▶ [Directions for this task] Omit images. Retype all entries verbatim.

Some records:
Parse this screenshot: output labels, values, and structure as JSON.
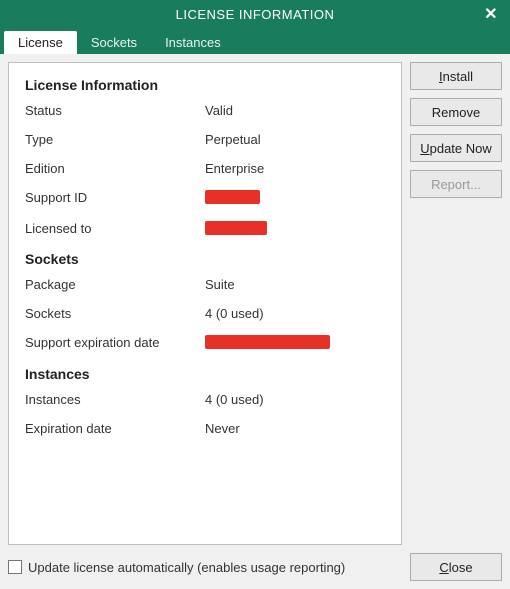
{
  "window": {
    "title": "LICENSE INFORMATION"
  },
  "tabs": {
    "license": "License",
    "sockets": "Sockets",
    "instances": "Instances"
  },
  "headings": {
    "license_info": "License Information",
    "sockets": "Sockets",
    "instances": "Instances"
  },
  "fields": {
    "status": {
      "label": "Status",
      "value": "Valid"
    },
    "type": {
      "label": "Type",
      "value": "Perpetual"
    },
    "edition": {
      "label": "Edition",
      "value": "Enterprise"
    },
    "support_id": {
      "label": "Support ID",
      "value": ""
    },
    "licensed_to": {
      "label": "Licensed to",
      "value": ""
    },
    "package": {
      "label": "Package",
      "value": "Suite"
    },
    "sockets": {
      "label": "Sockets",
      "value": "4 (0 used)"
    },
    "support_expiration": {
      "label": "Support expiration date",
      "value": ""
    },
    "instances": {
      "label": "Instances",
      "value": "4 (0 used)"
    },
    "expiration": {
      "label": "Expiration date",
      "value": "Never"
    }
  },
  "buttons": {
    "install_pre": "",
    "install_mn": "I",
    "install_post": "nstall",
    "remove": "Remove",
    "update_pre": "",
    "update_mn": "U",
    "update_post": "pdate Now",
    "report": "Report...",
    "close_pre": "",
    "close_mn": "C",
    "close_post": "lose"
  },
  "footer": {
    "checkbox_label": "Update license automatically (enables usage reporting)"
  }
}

▶ [Result]
Parse this screenshot: output labels, values, and structure as JSON.
{
  "window": {
    "title": "LICENSE INFORMATION"
  },
  "tabs": {
    "license": "License",
    "sockets": "Sockets",
    "instances": "Instances"
  },
  "headings": {
    "license_info": "License Information",
    "sockets": "Sockets",
    "instances": "Instances"
  },
  "fields": {
    "status": {
      "label": "Status",
      "value": "Valid"
    },
    "type": {
      "label": "Type",
      "value": "Perpetual"
    },
    "edition": {
      "label": "Edition",
      "value": "Enterprise"
    },
    "support_id": {
      "label": "Support ID",
      "value": ""
    },
    "licensed_to": {
      "label": "Licensed to",
      "value": ""
    },
    "package": {
      "label": "Package",
      "value": "Suite"
    },
    "sockets": {
      "label": "Sockets",
      "value": "4 (0 used)"
    },
    "support_expiration": {
      "label": "Support expiration date",
      "value": ""
    },
    "instances": {
      "label": "Instances",
      "value": "4 (0 used)"
    },
    "expiration": {
      "label": "Expiration date",
      "value": "Never"
    }
  },
  "buttons": {
    "install_pre": "",
    "install_mn": "I",
    "install_post": "nstall",
    "remove": "Remove",
    "update_pre": "",
    "update_mn": "U",
    "update_post": "pdate Now",
    "report": "Report...",
    "close_pre": "",
    "close_mn": "C",
    "close_post": "lose"
  },
  "footer": {
    "checkbox_label": "Update license automatically (enables usage reporting)"
  }
}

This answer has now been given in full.